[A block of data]

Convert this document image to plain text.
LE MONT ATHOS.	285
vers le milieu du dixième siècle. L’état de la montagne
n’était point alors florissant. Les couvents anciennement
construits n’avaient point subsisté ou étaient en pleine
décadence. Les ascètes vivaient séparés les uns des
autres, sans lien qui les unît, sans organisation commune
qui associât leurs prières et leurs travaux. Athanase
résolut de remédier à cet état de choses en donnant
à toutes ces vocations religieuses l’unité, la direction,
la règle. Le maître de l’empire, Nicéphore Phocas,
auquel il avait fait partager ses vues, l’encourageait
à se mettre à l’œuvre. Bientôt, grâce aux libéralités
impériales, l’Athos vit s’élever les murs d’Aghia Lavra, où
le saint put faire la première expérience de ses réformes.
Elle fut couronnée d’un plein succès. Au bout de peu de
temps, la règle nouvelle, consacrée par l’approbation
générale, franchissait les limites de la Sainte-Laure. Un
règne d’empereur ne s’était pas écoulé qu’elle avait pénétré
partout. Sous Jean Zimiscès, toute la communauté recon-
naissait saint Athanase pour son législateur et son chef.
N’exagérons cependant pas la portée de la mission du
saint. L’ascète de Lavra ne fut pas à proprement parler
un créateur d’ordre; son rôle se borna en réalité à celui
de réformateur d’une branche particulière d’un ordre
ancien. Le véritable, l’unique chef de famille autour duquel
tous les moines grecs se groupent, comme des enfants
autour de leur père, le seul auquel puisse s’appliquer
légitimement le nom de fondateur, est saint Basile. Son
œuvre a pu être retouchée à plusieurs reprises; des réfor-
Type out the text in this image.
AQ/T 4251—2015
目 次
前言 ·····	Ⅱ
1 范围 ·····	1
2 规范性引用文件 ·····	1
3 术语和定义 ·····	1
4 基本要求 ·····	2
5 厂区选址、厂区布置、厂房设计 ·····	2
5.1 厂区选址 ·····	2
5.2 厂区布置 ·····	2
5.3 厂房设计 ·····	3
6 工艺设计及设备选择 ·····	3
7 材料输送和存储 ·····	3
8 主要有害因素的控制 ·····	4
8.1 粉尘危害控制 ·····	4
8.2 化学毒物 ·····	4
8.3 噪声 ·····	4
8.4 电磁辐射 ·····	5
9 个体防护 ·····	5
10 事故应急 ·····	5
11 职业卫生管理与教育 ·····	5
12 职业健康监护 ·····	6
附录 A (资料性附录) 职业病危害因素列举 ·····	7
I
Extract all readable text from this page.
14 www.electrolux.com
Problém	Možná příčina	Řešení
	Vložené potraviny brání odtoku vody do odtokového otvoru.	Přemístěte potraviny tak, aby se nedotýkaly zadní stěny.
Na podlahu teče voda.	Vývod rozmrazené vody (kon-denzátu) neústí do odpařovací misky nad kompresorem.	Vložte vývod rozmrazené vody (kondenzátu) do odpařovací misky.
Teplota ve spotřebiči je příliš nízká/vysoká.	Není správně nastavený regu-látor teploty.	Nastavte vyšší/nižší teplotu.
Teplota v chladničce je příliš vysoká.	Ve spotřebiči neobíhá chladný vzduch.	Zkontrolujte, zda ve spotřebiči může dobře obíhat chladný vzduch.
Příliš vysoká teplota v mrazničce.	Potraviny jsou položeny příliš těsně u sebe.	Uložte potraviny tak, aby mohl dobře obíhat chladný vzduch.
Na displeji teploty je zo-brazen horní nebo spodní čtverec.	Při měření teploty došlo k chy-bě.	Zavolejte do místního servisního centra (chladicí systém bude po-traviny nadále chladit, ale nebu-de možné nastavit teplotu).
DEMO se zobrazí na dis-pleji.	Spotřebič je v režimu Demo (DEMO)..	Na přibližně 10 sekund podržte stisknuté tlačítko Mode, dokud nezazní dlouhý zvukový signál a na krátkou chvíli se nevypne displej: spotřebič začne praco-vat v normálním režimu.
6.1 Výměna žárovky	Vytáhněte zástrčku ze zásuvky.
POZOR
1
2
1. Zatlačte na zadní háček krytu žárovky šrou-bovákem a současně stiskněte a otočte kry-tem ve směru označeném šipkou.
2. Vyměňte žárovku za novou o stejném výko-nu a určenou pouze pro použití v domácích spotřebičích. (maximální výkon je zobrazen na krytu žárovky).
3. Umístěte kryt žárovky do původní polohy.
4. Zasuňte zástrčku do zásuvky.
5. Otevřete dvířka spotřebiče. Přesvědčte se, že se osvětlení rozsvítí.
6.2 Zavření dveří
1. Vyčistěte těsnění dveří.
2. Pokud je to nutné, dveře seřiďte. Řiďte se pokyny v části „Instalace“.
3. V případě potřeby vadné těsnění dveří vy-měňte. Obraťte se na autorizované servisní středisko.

_Given exercise_. Above are the records. Copy every line in them holding "était".

_Written response_.
n’était point alors florissant. Les couvents anciennement
règne d’empereur ne s’était pas écoulé qu’elle avait pénétré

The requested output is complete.